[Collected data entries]
━━━━━━━━━━━━━━━━━━━━━━━━━━━━━━
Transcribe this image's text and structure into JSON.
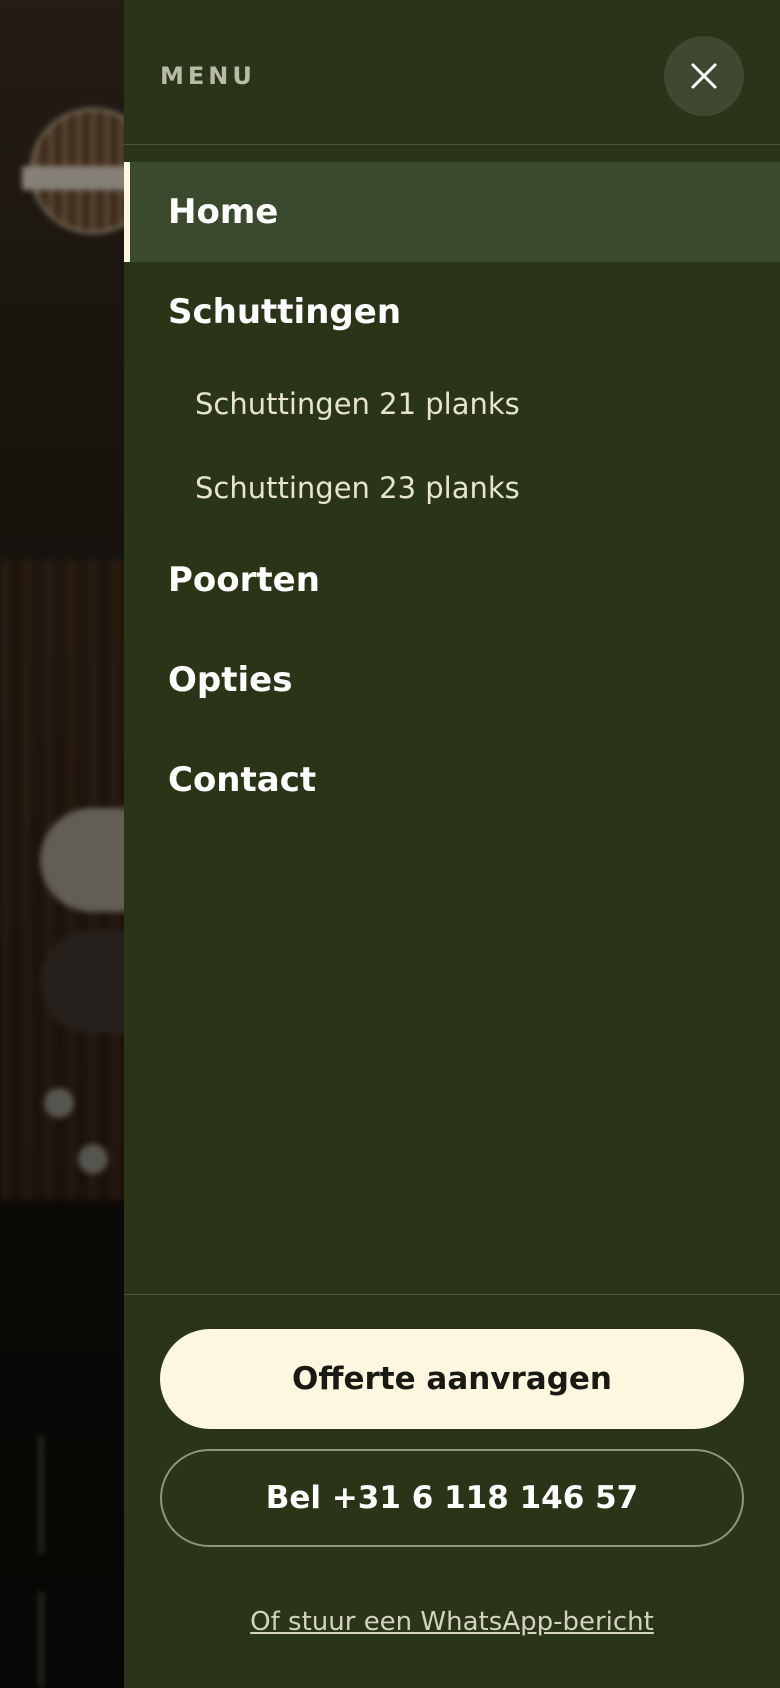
{
  "menu": {
    "title": "MENU",
    "close_icon": "close-icon"
  },
  "nav": {
    "items": [
      {
        "label": "Home",
        "active": true
      },
      {
        "label": "Schuttingen",
        "active": false
      },
      {
        "label": "Schuttingen 21 planks",
        "sub": true
      },
      {
        "label": "Schuttingen 23 planks",
        "sub": true
      },
      {
        "label": "Poorten",
        "active": false
      },
      {
        "label": "Opties",
        "active": false
      },
      {
        "label": "Contact",
        "active": false
      }
    ]
  },
  "footer": {
    "quote_label": "Offerte aanvragen",
    "call_label": "Bel +31 6 118 146 57",
    "whatsapp_label": "Of stuur een WhatsApp-bericht"
  },
  "colors": {
    "drawer_bg": "#2a3518",
    "active_bg": "#3a4a2c",
    "cream": "#fdf7df"
  }
}
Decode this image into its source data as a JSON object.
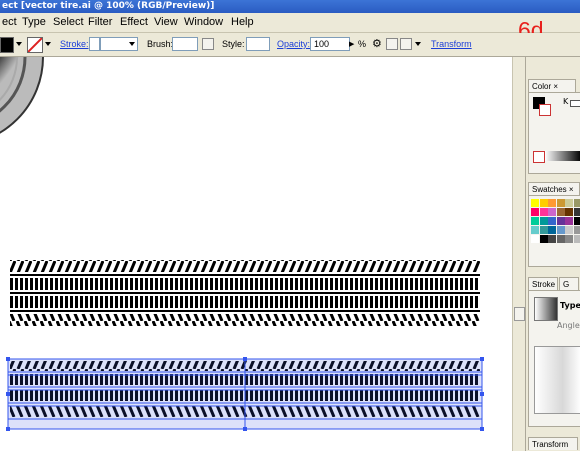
{
  "window": {
    "title": "ect [vector tire.ai @ 100% (RGB/Preview)]"
  },
  "menu": [
    "ect",
    "Type",
    "Select",
    "Filter",
    "Effect",
    "View",
    "Window",
    "Help"
  ],
  "step_label": "6d",
  "control_bar": {
    "stroke_label": "Stroke:",
    "brush_label": "Brush:",
    "style_label": "Style:",
    "opacity_label": "Opacity:",
    "opacity_value": "100",
    "percent": "%",
    "transform_label": "Transform"
  },
  "panels": {
    "color_tab": "Color",
    "color_k": "K",
    "swatches_tab": "Swatches",
    "stroke_tab": "Stroke",
    "gradient_tab": "G",
    "type_label": "Type:",
    "angle_label": "Angle:",
    "transform_tab": "Transform",
    "close_glyph": "×"
  },
  "swatch_colors": [
    [
      "#ffff00",
      "#ffcc00",
      "#ff9933",
      "#cc9933",
      "#cccc99",
      "#999966"
    ],
    [
      "#ff0066",
      "#ff3399",
      "#cc66cc",
      "#996633",
      "#663300",
      "#333333"
    ],
    [
      "#00cc99",
      "#009999",
      "#3366cc",
      "#663399",
      "#993399",
      "#000000"
    ],
    [
      "#66cccc",
      "#339999",
      "#006699",
      "#6699cc",
      "#cccccc",
      "#999999"
    ],
    [
      "#ffffff",
      "#000000",
      "#444444",
      "#666666",
      "#888888",
      "#bbbbbb"
    ]
  ]
}
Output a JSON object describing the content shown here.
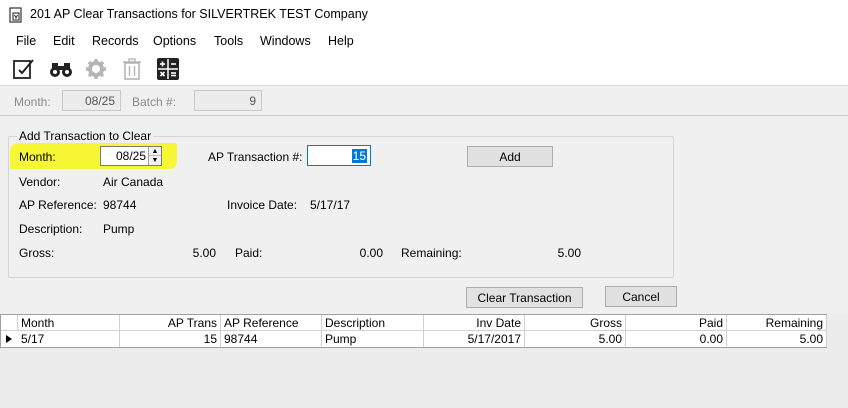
{
  "window": {
    "title": "201 AP Clear Transactions for SILVERTREK TEST Company"
  },
  "menu": [
    "File",
    "Edit",
    "Records",
    "Options",
    "Tools",
    "Windows",
    "Help"
  ],
  "toolbar": {
    "icons": [
      "edit-document-icon",
      "binoculars-icon",
      "gear-icon",
      "trash-icon",
      "calculator-icon"
    ]
  },
  "header": {
    "month_label": "Month:",
    "month_value": "08/25",
    "batch_label": "Batch #:",
    "batch_value": "9"
  },
  "add_group": {
    "title": "Add Transaction to Clear",
    "month_label": "Month:",
    "month_value": "08/25",
    "ap_trans_label": "AP Transaction #:",
    "ap_trans_value": "15",
    "add_button": "Add",
    "vendor_label": "Vendor:",
    "vendor_value": "Air Canada",
    "ap_ref_label": "AP Reference:",
    "ap_ref_value": "98744",
    "invoice_date_label": "Invoice Date:",
    "invoice_date_value": "5/17/17",
    "description_label": "Description:",
    "description_value": "Pump",
    "gross_label": "Gross:",
    "gross_value": "5.00",
    "paid_label": "Paid:",
    "paid_value": "0.00",
    "remaining_label": "Remaining:",
    "remaining_value": "5.00"
  },
  "actions": {
    "clear_button": "Clear Transaction",
    "cancel_button": "Cancel"
  },
  "grid": {
    "columns": [
      "Month",
      "AP Trans",
      "AP Reference",
      "Description",
      "Inv Date",
      "Gross",
      "Paid",
      "Remaining"
    ],
    "rows": [
      [
        "5/17",
        "15",
        "98744",
        "Pump",
        "5/17/2017",
        "5.00",
        "0.00",
        "5.00"
      ]
    ]
  }
}
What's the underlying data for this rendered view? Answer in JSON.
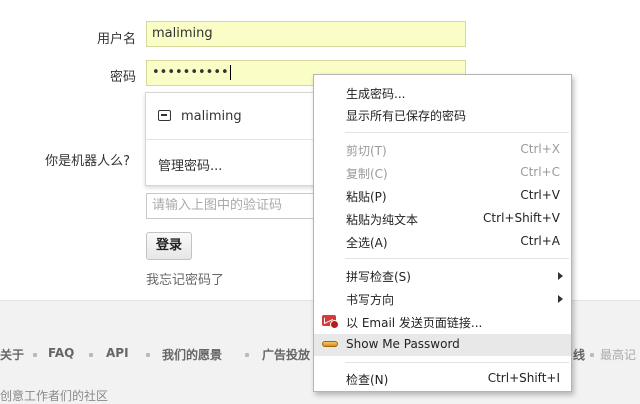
{
  "form": {
    "username_label": "用户名",
    "username_value": "maliming",
    "password_label": "密码",
    "password_value": "••••••••••",
    "captcha_label": "你是机器人么?",
    "captcha_placeholder": "请输入上图中的验证码",
    "login_button": "登录",
    "forgot_link": "我忘记密码了"
  },
  "password_suggestions": {
    "saved_username": "maliming",
    "manage": "管理密码..."
  },
  "context_menu": {
    "generate_password": "生成密码...",
    "show_saved_passwords": "显示所有已保存的密码",
    "cut": {
      "label": "剪切(T)",
      "shortcut": "Ctrl+X"
    },
    "copy": {
      "label": "复制(C)",
      "shortcut": "Ctrl+C"
    },
    "paste": {
      "label": "粘贴(P)",
      "shortcut": "Ctrl+V"
    },
    "paste_plain": {
      "label": "粘贴为纯文本",
      "shortcut": "Ctrl+Shift+V"
    },
    "select_all": {
      "label": "全选(A)",
      "shortcut": "Ctrl+A"
    },
    "spellcheck": "拼写检查(S)",
    "writing_direction": "书写方向",
    "email_link": "以 Email 发送页面链接...",
    "show_me_password": "Show Me Password",
    "inspect": {
      "label": "检查(N)",
      "shortcut": "Ctrl+Shift+I"
    }
  },
  "footer": {
    "nav": [
      "关于",
      "FAQ",
      "API",
      "我们的愿景",
      "广告投放",
      "线",
      "最高记"
    ],
    "tagline": "创意工作者们的社区"
  },
  "colors": {
    "autofill_bg": "#fafdc5",
    "menu_highlight": "#e8e8e8",
    "mail_icon": "#d63a3a"
  }
}
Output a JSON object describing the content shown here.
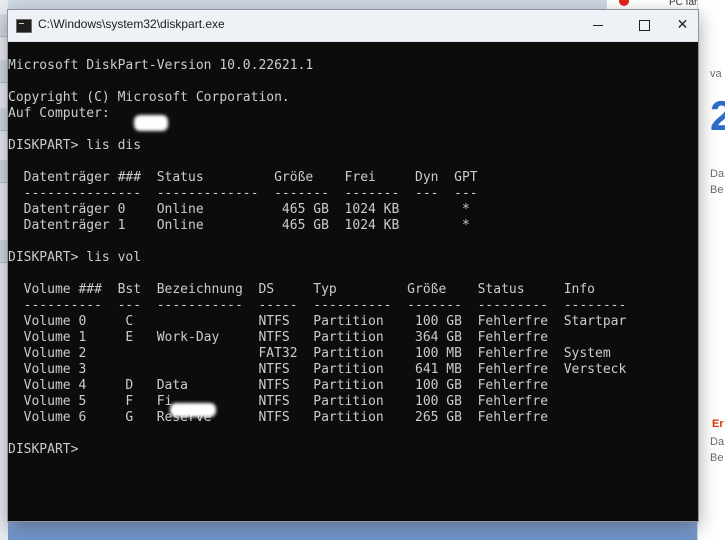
{
  "window": {
    "title": "C:\\Windows\\system32\\diskpart.exe",
    "minimize_label": "",
    "close_label": "✕"
  },
  "console": {
    "lines": [
      "Microsoft DiskPart-Version 10.0.22621.1",
      "",
      "Copyright (C) Microsoft Corporation.",
      "Auf Computer:",
      "",
      "DISKPART> lis dis",
      "",
      "  Datenträger ###  Status         Größe    Frei     Dyn  GPT",
      "  ---------------  -------------  -------  -------  ---  ---",
      "  Datenträger 0    Online          465 GB  1024 KB        *",
      "  Datenträger 1    Online          465 GB  1024 KB        *",
      "",
      "DISKPART> lis vol",
      "",
      "  Volume ###  Bst  Bezeichnung  DS     Typ         Größe    Status     Info",
      "  ----------  ---  -----------  -----  ----------  -------  ---------  --------",
      "  Volume 0     C                NTFS   Partition    100 GB  Fehlerfre  Startpar",
      "  Volume 1     E   Work-Day     NTFS   Partition    364 GB  Fehlerfre",
      "  Volume 2                      FAT32  Partition    100 MB  Fehlerfre  System",
      "  Volume 3                      NTFS   Partition    641 MB  Fehlerfre  Versteck",
      "  Volume 4     D   Data         NTFS   Partition    100 GB  Fehlerfre",
      "  Volume 5     F   Fi           NTFS   Partition    100 GB  Fehlerfre",
      "  Volume 6     G   Reserve      NTFS   Partition    265 GB  Fehlerfre",
      "",
      "DISKPART>"
    ]
  },
  "background": {
    "top_right_text": "PC fährt nic",
    "right_texts": [
      "va",
      "Da",
      "Be",
      "Da",
      "Be"
    ],
    "right_big": "2",
    "right_red": "Er"
  },
  "colors": {
    "console_bg": "#0c0c0c",
    "console_fg": "#cccccc",
    "titlebar_bg": "#eef1f6"
  }
}
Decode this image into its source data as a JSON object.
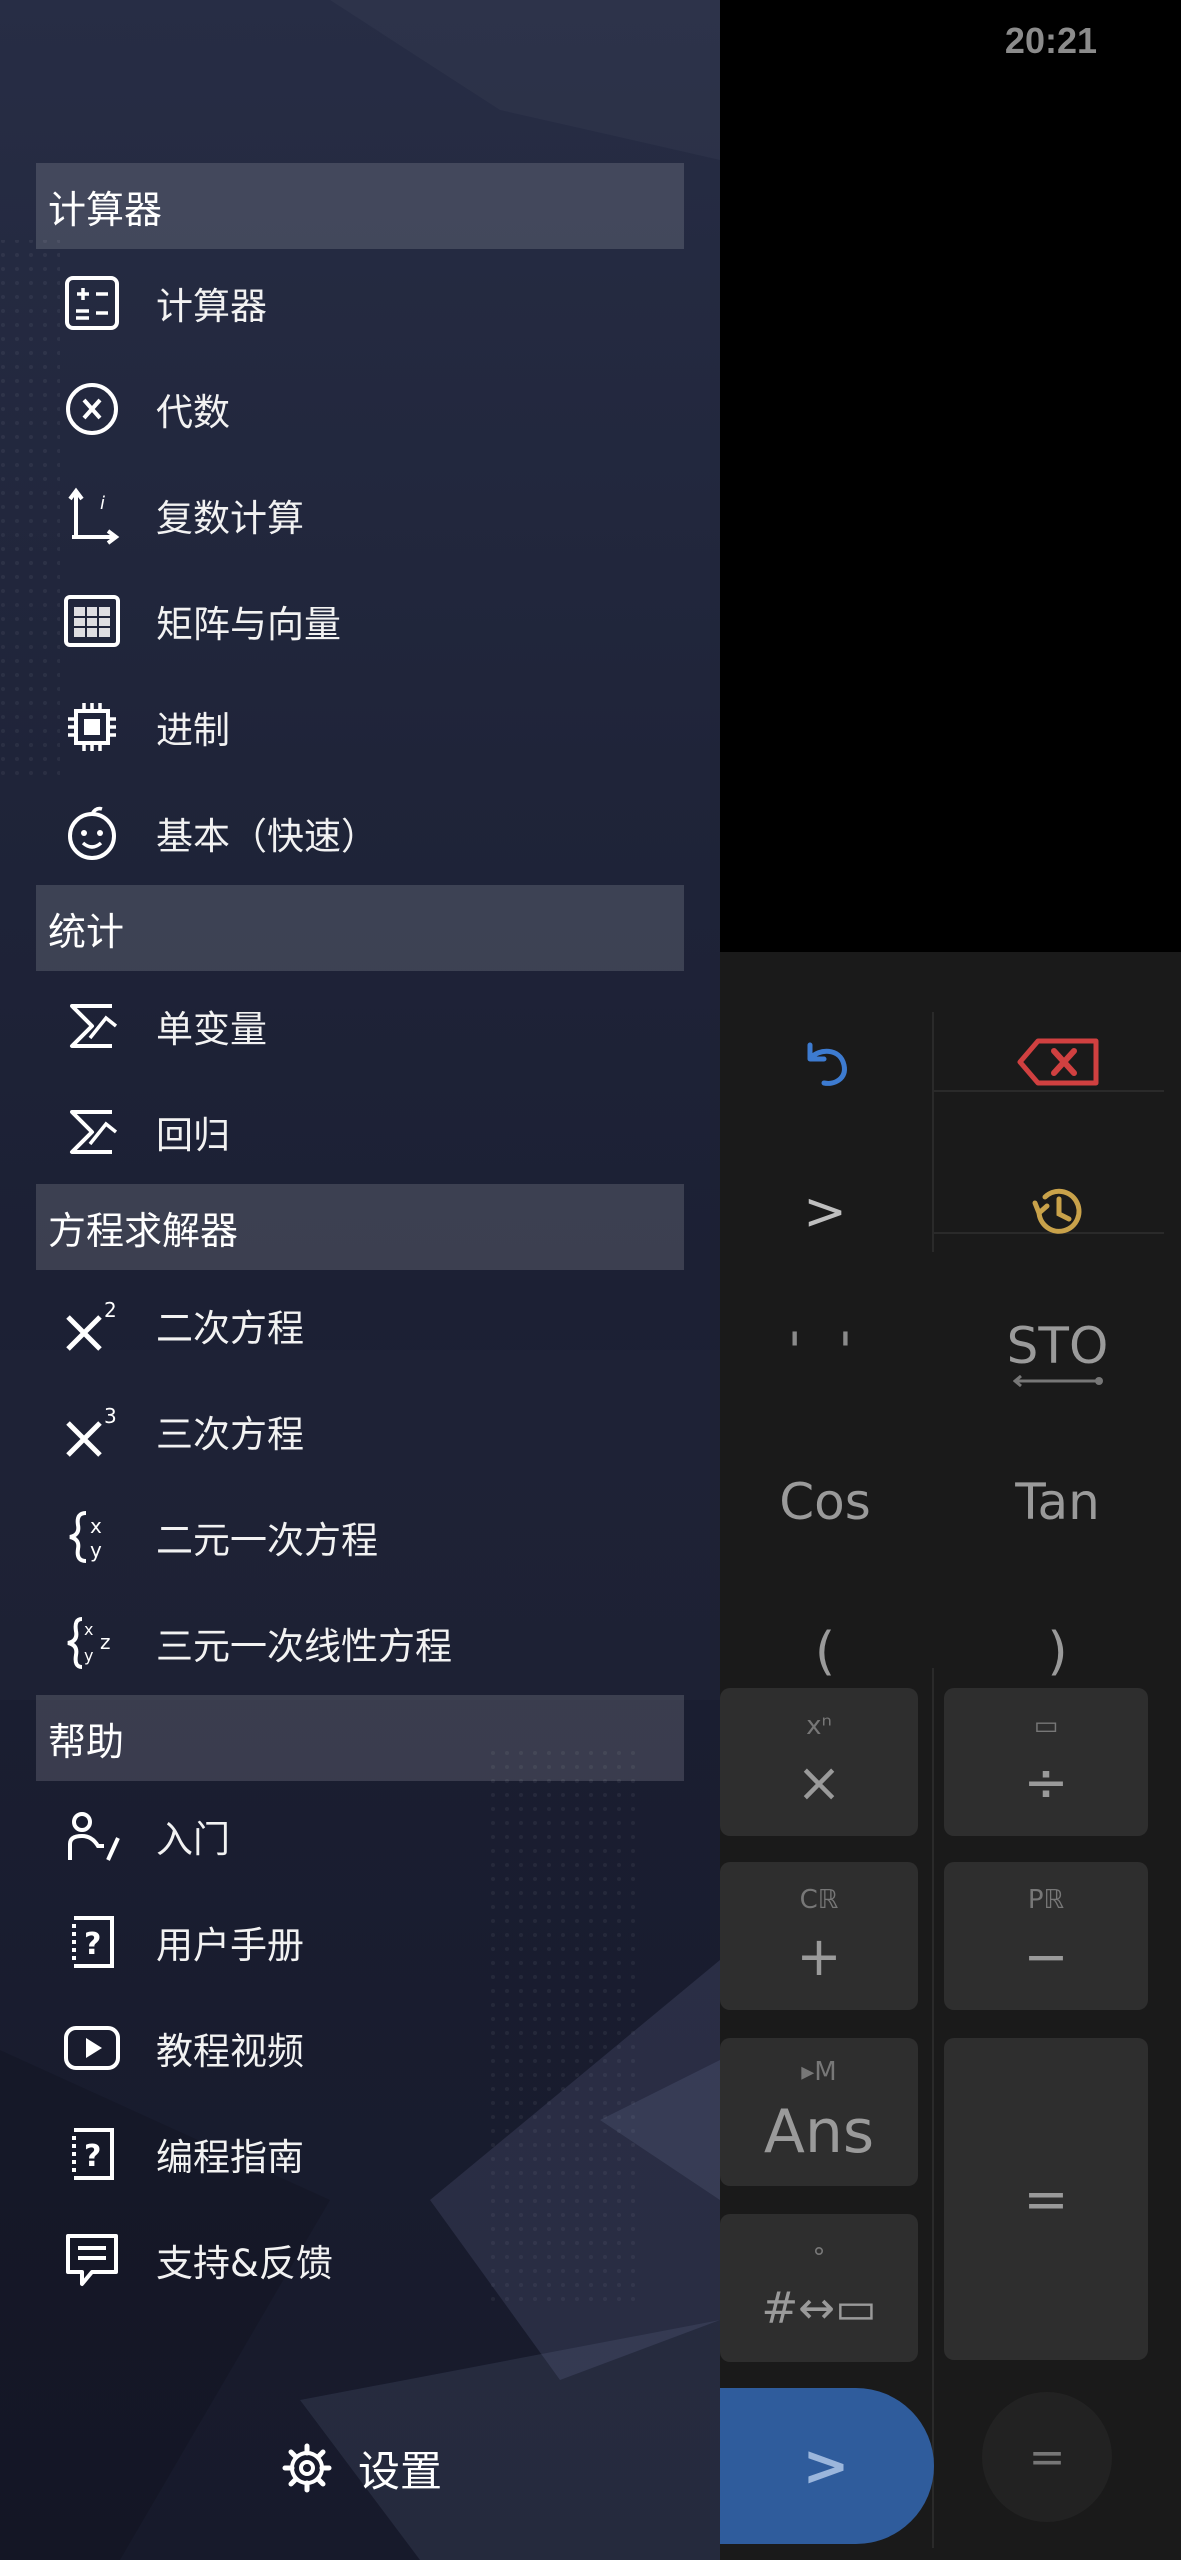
{
  "status_bar": {
    "time": "20:21"
  },
  "drawer": {
    "sections": [
      {
        "title": "计算器",
        "items": [
          {
            "label": "计算器",
            "icon": "calculator-icon"
          },
          {
            "label": "代数",
            "icon": "algebra-x-icon"
          },
          {
            "label": "复数计算",
            "icon": "complex-axis-icon"
          },
          {
            "label": "矩阵与向量",
            "icon": "matrix-icon"
          },
          {
            "label": "进制",
            "icon": "chip-icon"
          },
          {
            "label": "基本（快速）",
            "icon": "smiley-icon"
          }
        ]
      },
      {
        "title": "统计",
        "items": [
          {
            "label": "单变量",
            "icon": "sigma-icon"
          },
          {
            "label": "回归",
            "icon": "sigma-icon"
          }
        ]
      },
      {
        "title": "方程求解器",
        "items": [
          {
            "label": "二次方程",
            "icon": "x-squared-icon"
          },
          {
            "label": "三次方程",
            "icon": "x-cubed-icon"
          },
          {
            "label": "二元一次方程",
            "icon": "brace-xy-icon"
          },
          {
            "label": "三元一次线性方程",
            "icon": "brace-xyz-icon"
          }
        ]
      },
      {
        "title": "帮助",
        "items": [
          {
            "label": "入门",
            "icon": "person-pointer-icon"
          },
          {
            "label": "用户手册",
            "icon": "help-document-icon"
          },
          {
            "label": "教程视频",
            "icon": "play-video-icon"
          },
          {
            "label": "编程指南",
            "icon": "help-document-icon"
          },
          {
            "label": "支持&反馈",
            "icon": "feedback-message-icon"
          }
        ]
      }
    ],
    "settings": {
      "label": "设置",
      "icon": "gear-icon"
    }
  },
  "calculator": {
    "keys": {
      "undo": "undo-icon",
      "backspace": "backspace-icon",
      "cursor_right": ">",
      "history": "history-icon",
      "comma_pair": "' '",
      "sto": "STO",
      "cos": "Cos",
      "tan": "Tan",
      "paren_open": "(",
      "paren_close": ")",
      "multiply": "×",
      "multiply_shift": "xⁿ",
      "divide": "÷",
      "divide_shift": "▭",
      "plus": "+",
      "plus_shift": "Cℝ",
      "minus": "−",
      "minus_shift": "Pℝ",
      "ans": "Ans",
      "ans_shift": "▸M",
      "convert": "#↔▭",
      "convert_shift": "°",
      "equals": "=",
      "execute": ">",
      "equals_round": "="
    },
    "colors": {
      "accent_blue": "#3d7bd0",
      "backspace_red": "#d04040",
      "history_gold": "#c9a24a",
      "execute_bg": "#2f5c9c"
    }
  }
}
━━━━━━━━━━━━━━━━━━━━━━━━━━━━━━
Note each line of the entries that has "maliming" in it, and copy those lines.

    "username_value": "maliming",
    "saved_username": "maliming",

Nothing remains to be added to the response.